# [Stated task]
Write the data out again, exactly as given.

# [Information provided]
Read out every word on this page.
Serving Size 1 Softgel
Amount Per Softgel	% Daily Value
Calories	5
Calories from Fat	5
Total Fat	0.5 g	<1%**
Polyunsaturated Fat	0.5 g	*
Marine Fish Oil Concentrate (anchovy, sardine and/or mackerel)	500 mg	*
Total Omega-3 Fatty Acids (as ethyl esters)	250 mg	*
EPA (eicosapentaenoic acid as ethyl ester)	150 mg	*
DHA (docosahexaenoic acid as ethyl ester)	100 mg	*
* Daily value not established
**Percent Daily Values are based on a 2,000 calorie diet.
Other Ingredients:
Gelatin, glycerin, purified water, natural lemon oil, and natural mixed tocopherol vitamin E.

# [Worked answer]
Read out every word on this page.
Serving Size 1 Softgel
Amount Per Softgel	% Daily Value
Calories	5
Calories from Fat	5
Total Fat	0.5 g	<1%**
Polyunsaturated Fat	0.5 g	*
Marine Fish Oil Concentrate (anchovy, sardine and/or mackerel)	500 mg	*
Total Omega-3 Fatty Acids (as ethyl esters)	250 mg	*
EPA (eicosapentaenoic acid as ethyl ester)	150 mg	*
DHA (docosahexaenoic acid as ethyl ester)	100 mg	*
* Daily value not established
**Percent Daily Values are based on a 2,000 calorie diet.
Other Ingredients:
Gelatin, glycerin, purified water, natural lemon oil, and natural mixed tocopherol vitamin E.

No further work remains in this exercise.